Goal of the exercise :: Arrange every line of all the entries below as a Markdown table with the columns "Index" and "Text", numbering each row and omitting blank lines.

[Spatial annotation entries]

/---

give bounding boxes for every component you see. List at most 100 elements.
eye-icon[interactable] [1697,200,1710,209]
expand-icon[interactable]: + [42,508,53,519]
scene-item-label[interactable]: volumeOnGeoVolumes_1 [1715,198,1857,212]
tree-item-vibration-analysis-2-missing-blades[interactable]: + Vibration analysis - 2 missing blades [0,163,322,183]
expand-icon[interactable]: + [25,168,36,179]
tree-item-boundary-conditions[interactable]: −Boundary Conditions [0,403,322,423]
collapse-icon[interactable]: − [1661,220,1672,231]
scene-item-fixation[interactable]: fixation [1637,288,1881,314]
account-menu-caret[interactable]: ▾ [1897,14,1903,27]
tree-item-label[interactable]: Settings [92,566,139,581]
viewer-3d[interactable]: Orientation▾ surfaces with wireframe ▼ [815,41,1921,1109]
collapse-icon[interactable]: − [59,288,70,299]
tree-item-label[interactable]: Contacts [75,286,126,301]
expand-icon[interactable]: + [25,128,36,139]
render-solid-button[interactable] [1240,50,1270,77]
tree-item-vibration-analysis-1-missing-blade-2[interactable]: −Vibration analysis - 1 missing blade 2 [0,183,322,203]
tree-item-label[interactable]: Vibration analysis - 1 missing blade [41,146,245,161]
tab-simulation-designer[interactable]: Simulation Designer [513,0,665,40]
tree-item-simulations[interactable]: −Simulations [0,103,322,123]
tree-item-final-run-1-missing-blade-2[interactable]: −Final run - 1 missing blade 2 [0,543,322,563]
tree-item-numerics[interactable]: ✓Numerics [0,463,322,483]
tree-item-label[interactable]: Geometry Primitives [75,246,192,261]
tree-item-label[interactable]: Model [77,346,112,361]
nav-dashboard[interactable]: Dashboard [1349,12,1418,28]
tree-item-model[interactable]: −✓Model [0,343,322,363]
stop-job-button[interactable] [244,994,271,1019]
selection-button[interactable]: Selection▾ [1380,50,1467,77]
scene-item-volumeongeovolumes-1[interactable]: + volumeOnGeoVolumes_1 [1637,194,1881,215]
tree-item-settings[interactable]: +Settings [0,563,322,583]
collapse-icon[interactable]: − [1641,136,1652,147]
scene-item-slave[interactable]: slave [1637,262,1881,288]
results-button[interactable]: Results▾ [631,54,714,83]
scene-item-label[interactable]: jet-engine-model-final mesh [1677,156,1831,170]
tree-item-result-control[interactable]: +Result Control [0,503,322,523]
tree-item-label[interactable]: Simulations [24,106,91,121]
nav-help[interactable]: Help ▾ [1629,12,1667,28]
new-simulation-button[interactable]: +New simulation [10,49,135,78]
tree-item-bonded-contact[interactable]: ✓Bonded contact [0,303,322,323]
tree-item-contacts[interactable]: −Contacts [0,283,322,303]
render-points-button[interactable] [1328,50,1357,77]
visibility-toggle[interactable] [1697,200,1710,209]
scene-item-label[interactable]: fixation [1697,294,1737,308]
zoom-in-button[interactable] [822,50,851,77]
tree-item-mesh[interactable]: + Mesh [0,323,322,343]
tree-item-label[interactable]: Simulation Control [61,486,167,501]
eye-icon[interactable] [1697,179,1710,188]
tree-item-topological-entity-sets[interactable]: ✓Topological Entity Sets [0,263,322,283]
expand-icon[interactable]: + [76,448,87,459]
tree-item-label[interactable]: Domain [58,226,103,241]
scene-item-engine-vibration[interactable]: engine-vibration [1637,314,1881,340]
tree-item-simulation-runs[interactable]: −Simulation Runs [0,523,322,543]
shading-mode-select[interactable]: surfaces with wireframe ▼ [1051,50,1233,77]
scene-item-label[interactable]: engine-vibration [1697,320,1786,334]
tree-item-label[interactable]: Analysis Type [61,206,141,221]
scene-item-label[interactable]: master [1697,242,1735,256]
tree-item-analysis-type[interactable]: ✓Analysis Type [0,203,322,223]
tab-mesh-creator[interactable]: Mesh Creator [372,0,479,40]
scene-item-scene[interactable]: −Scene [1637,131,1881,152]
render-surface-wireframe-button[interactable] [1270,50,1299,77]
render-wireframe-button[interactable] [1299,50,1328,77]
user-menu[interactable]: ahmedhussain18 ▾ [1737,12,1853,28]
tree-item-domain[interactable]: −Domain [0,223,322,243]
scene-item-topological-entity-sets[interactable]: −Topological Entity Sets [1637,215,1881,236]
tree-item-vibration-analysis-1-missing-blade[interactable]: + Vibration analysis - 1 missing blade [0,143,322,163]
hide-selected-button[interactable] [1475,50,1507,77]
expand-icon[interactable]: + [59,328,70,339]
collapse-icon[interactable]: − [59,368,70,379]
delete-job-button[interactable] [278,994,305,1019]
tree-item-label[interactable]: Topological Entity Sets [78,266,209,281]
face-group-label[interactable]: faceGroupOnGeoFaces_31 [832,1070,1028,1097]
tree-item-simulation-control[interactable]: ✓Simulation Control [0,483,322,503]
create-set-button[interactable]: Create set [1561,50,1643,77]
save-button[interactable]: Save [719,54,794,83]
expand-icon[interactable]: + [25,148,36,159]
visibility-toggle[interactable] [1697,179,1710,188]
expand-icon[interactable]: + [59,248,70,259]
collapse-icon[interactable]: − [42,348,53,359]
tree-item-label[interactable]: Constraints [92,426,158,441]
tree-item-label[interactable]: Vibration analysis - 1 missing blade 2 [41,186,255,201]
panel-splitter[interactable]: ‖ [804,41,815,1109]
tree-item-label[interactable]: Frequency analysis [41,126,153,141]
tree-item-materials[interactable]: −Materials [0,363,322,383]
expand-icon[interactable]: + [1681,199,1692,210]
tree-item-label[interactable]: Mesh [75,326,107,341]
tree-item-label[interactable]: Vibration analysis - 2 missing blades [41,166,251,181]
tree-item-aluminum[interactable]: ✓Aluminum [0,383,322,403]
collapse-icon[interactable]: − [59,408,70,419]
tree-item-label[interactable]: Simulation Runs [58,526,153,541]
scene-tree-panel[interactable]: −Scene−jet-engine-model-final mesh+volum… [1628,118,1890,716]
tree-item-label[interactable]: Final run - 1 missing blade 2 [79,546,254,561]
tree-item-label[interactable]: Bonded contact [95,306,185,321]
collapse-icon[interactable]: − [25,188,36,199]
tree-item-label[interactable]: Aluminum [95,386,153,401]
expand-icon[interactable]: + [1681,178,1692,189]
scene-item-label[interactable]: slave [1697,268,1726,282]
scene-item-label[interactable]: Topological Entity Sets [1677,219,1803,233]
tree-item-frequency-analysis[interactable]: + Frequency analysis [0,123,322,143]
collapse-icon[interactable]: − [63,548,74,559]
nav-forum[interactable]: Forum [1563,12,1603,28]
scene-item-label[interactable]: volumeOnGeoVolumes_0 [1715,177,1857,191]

\---

Solution for this exercise ::
| Index | Text |
|---|---|
| 1 | give bounding boxes for every component you see. List at most 100 elements. |
| 2 | eye-icon[interactable] [1697,200,1710,209] |
| 3 | expand-icon[interactable]: + [42,508,53,519] |
| 4 | scene-item-label[interactable]: volumeOnGeoVolumes_1 [1715,198,1857,212] |
| 5 | tree-item-vibration-analysis-2-missing-blades[interactable]: + Vibration analysis - 2 missing blades [0,163,322,183] |
| 6 | expand-icon[interactable]: + [25,168,36,179] |
| 7 | tree-item-boundary-conditions[interactable]: −Boundary Conditions [0,403,322,423] |
| 8 | collapse-icon[interactable]: − [1661,220,1672,231] |
| 9 | scene-item-fixation[interactable]: fixation [1637,288,1881,314] |
| 10 | account-menu-caret[interactable]: ▾ [1897,14,1903,27] |
| 11 | tree-item-label[interactable]: Settings [92,566,139,581] |
| 12 | viewer-3d[interactable]: Orientation▾ surfaces with wireframe ▼ [815,41,1921,1109] |
| 13 | collapse-icon[interactable]: − [59,288,70,299] |
| 14 | tree-item-label[interactable]: Contacts [75,286,126,301] |
| 15 | expand-icon[interactable]: + [25,128,36,139] |
| 16 | render-solid-button[interactable] [1240,50,1270,77] |
| 17 | tree-item-vibration-analysis-1-missing-blade-2[interactable]: −Vibration analysis - 1 missing blade 2 [0,183,322,203] |
| 18 | tree-item-label[interactable]: Vibration analysis - 1 missing blade [41,146,245,161] |
| 19 | tab-simulation-designer[interactable]: Simulation Designer [513,0,665,40] |
| 20 | tree-item-simulations[interactable]: −Simulations [0,103,322,123] |
| 21 | tree-item-final-run-1-missing-blade-2[interactable]: −Final run - 1 missing blade 2 [0,543,322,563] |
| 22 | tree-item-numerics[interactable]: ✓Numerics [0,463,322,483] |
| 23 | tree-item-label[interactable]: Geometry Primitives [75,246,192,261] |
| 24 | tree-item-label[interactable]: Model [77,346,112,361] |
| 25 | nav-dashboard[interactable]: Dashboard [1349,12,1418,28] |
| 26 | tree-item-model[interactable]: −✓Model [0,343,322,363] |
| 27 | stop-job-button[interactable] [244,994,271,1019] |
| 28 | selection-button[interactable]: Selection▾ [1380,50,1467,77] |
| 29 | scene-item-volumeongeovolumes-1[interactable]: + volumeOnGeoVolumes_1 [1637,194,1881,215] |
| 30 | tree-item-settings[interactable]: +Settings [0,563,322,583] |
| 31 | collapse-icon[interactable]: − [1641,136,1652,147] |
| 32 | scene-item-slave[interactable]: slave [1637,262,1881,288] |
| 33 | results-button[interactable]: Results▾ [631,54,714,83] |
| 34 | scene-item-label[interactable]: jet-engine-model-final mesh [1677,156,1831,170] |
| 35 | tree-item-result-control[interactable]: +Result Control [0,503,322,523] |
| 36 | tree-item-label[interactable]: Simulations [24,106,91,121] |
| 37 | nav-help[interactable]: Help ▾ [1629,12,1667,28] |
| 38 | new-simulation-button[interactable]: +New simulation [10,49,135,78] |
| 39 | tree-item-bonded-contact[interactable]: ✓Bonded contact [0,303,322,323] |
| 40 | tree-item-contacts[interactable]: −Contacts [0,283,322,303] |
| 41 | render-points-button[interactable] [1328,50,1357,77] |
| 42 | visibility-toggle[interactable] [1697,200,1710,209] |
| 43 | scene-item-label[interactable]: fixation [1697,294,1737,308] |
| 44 | zoom-in-button[interactable] [822,50,851,77] |
| 45 | tree-item-mesh[interactable]: + Mesh [0,323,322,343] |
| 46 | tree-item-label[interactable]: Simulation Control [61,486,167,501] |
| 47 | eye-icon[interactable] [1697,179,1710,188] |
| 48 | tree-item-topological-entity-sets[interactable]: ✓Topological Entity Sets [0,263,322,283] |
| 49 | expand-icon[interactable]: + [76,448,87,459] |
| 50 | tree-item-label[interactable]: Domain [58,226,103,241] |
| 51 | scene-item-engine-vibration[interactable]: engine-vibration [1637,314,1881,340] |
| 52 | tree-item-simulation-runs[interactable]: −Simulation Runs [0,523,322,543] |
| 53 | shading-mode-select[interactable]: surfaces with wireframe ▼ [1051,50,1233,77] |
| 54 | scene-item-label[interactable]: engine-vibration [1697,320,1786,334] |
| 55 | tree-item-label[interactable]: Analysis Type [61,206,141,221] |
| 56 | scene-item-label[interactable]: master [1697,242,1735,256] |
| 57 | tree-item-analysis-type[interactable]: ✓Analysis Type [0,203,322,223] |
| 58 | tab-mesh-creator[interactable]: Mesh Creator [372,0,479,40] |
| 59 | scene-item-scene[interactable]: −Scene [1637,131,1881,152] |
| 60 | render-surface-wireframe-button[interactable] [1270,50,1299,77] |
| 61 | render-wireframe-button[interactable] [1299,50,1328,77] |
| 62 | user-menu[interactable]: ahmedhussain18 ▾ [1737,12,1853,28] |
| 63 | tree-item-domain[interactable]: −Domain [0,223,322,243] |
| 64 | scene-item-topological-entity-sets[interactable]: −Topological Entity Sets [1637,215,1881,236] |
| 65 | tree-item-vibration-analysis-1-missing-blade[interactable]: + Vibration analysis - 1 missing blade [0,143,322,163] |
| 66 | hide-selected-button[interactable] [1475,50,1507,77] |
| 67 | expand-icon[interactable]: + [59,328,70,339] |
| 68 | collapse-icon[interactable]: − [59,368,70,379] |
| 69 | delete-job-button[interactable] [278,994,305,1019] |
| 70 | tree-item-label[interactable]: Topological Entity Sets [78,266,209,281] |
| 71 | face-group-label[interactable]: faceGroupOnGeoFaces_31 [832,1070,1028,1097] |
| 72 | tree-item-simulation-control[interactable]: ✓Simulation Control [0,483,322,503] |
| 73 | create-set-button[interactable]: Create set [1561,50,1643,77] |
| 74 | save-button[interactable]: Save [719,54,794,83] |
| 75 | expand-icon[interactable]: + [25,148,36,159] |
| 76 | visibility-toggle[interactable] [1697,179,1710,188] |
| 77 | expand-icon[interactable]: + [59,248,70,259] |
| 78 | collapse-icon[interactable]: − [42,348,53,359] |
| 79 | tree-item-label[interactable]: Constraints [92,426,158,441] |
| 80 | tree-item-label[interactable]: Vibration analysis - 1 missing blade 2 [41,186,255,201] |
| 81 | panel-splitter[interactable]: ‖ [804,41,815,1109] |
| 82 | tree-item-label[interactable]: Frequency analysis [41,126,153,141] |
| 83 | tree-item-materials[interactable]: −Materials [0,363,322,383] |
| 84 | expand-icon[interactable]: + [1681,199,1692,210] |
| 85 | tree-item-label[interactable]: Mesh [75,326,107,341] |
| 86 | tree-item-label[interactable]: Vibration analysis - 2 missing blades [41,166,251,181] |
| 87 | tree-item-aluminum[interactable]: ✓Aluminum [0,383,322,403] |
| 88 | collapse-icon[interactable]: − [59,408,70,419] |
| 89 | tree-item-label[interactable]: Simulation Runs [58,526,153,541] |
| 90 | scene-tree-panel[interactable]: −Scene−jet-engine-model-final mesh+volum… [1628,118,1890,716] |
| 91 | tree-item-label[interactable]: Final run - 1 missing blade 2 [79,546,254,561] |
| 92 | tree-item-label[interactable]: Bonded contact [95,306,185,321] |
| 93 | collapse-icon[interactable]: − [25,188,36,199] |
| 94 | tree-item-label[interactable]: Aluminum [95,386,153,401] |
| 95 | expand-icon[interactable]: + [1681,178,1692,189] |
| 96 | scene-item-label[interactable]: slave [1697,268,1726,282] |
| 97 | scene-item-label[interactable]: Topological Entity Sets [1677,219,1803,233] |
| 98 | tree-item-frequency-analysis[interactable]: + Frequency analysis [0,123,322,143] |
| 99 | collapse-icon[interactable]: − [63,548,74,559] |
| 100 | nav-forum[interactable]: Forum [1563,12,1603,28] |
| 101 | scene-item-label[interactable]: volumeOnGeoVolumes_0 [1715,177,1857,191] |